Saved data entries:
>>>
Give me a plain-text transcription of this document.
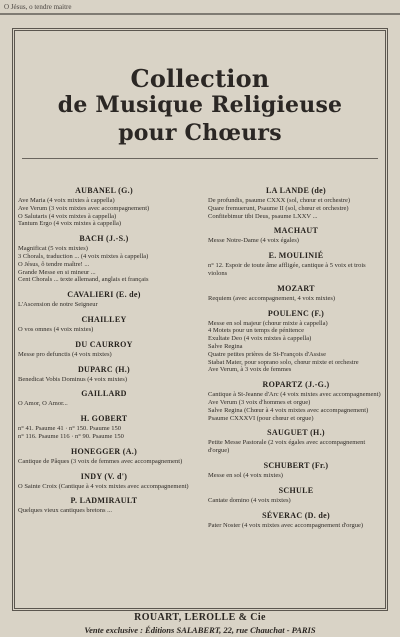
O Jésus, o tendre maitre
Collection
de Musique Religieuse
pour Chœurs
AUBANEL (G.)
Ave Maria (4 voix mixtes à cappella)
Ave Verum (3 voix mixtes avec accompagnement)
O Salutaris (4 voix mixtes à cappella)
Tantum Ergo (4 voix mixtes à cappella)
BACH (J.-S.)
Magnificat (5 voix mixtes)
3 Chorals, traduction ... (4 voix mixtes à cappella)
O Jésus, ô tendre maître! ...
Grande Messe en si mineur ...
Cent Chorals ... texte allemand, anglais et français
CAVALIERI (E. de)
L'Ascension de notre Seigneur
CHAILLEY
O vos omnes (4 voix mixtes)
DU CAURROY
Messe pro defunctis (4 voix mixtes)
DUPARC (H.)
Benedicat Vobis Dominus (4 voix mixtes)
GAILLARD
O Amor, O Amor...
H. GOBERT
n° 41. Psaume 41 · n° 150. Psaume 150
n° 116. Psaume 116 · n° 90. Psaume 150
HONEGGER (A.)
Cantique de Pâques (3 voix de femmes avec accompagnement)
INDY (V. d')
O Sainte Croix (Cantique à 4 voix mixtes avec accompagnement)
P. LADMIRAULT
Quelques vieux cantiques bretons ...
LA LANDE (de)
De profundis, psaume CXXX (sol, chœur et orchestre)
Quare fremuerunt, Psaume II (sol, chœur et orchestre)
Confitebimur tibi Deus, psaume LXXV ...
MACHAUT
Messe Notre-Dame (4 voix égales)
E. MOULINIÉ
n° 12. Espoir de toute âme affligée, cantique à 5 voix et trois violons
MOZART
Requiem (avec accompagnement, 4 voix mixtes)
POULENC (F.)
Messe en sol majeur (chœur mixte à cappella)
4 Motets pour un temps de pénitence
Exultate Deo (4 voix mixtes à cappella)
Salve Regina
Quatre petites prières de St-François d'Assise
Stabat Mater, pour soprano solo, chœur mixte et orchestre
Ave Verum, à 3 voix de femmes
ROPARTZ (J.-G.)
Cantique à St-Jeanne d'Arc (4 voix mixtes avec accompagnement)
Ave Verum (3 voix d'hommes et orgue)
Salve Regina (Chœur à 4 voix mixtes avec accompagnement)
Psaume CXXXVI (pour chœur et orgue)
SAUGUET (H.)
Petite Messe Pastorale (2 voix égales avec accompagnement d'orgue)
SCHUBERT (Fr.)
Messe en sol (4 voix mixtes)
SCHULE
Cantate domino (4 voix mixtes)
SÉVERAC (D. de)
Pater Noster (4 voix mixtes avec accompagnement d'orgue)
ROUART, LEROLLE & Cie
Vente exclusive : Éditions SALABERT, 22, rue Chauchat - PARIS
<<<
* [Do this]: Where a line in the material contains "avec", copy that line.

* [Right answer]:
Ave Verum (3 voix mixtes avec accompagnement)
Cantique de Pâques (3 voix de femmes avec accompagnement)
O Sainte Croix (Cantique à 4 voix mixtes avec accompagnement)
Requiem (avec accompagnement, 4 voix mixtes)
Cantique à St-Jeanne d'Arc (4 voix mixtes avec accompagnement)
Salve Regina (Chœur à 4 voix mixtes avec accompagnement)
Petite Messe Pastorale (2 voix égales avec accompagnement d'orgue)
Pater Noster (4 voix mixtes avec accompagnement d'orgue)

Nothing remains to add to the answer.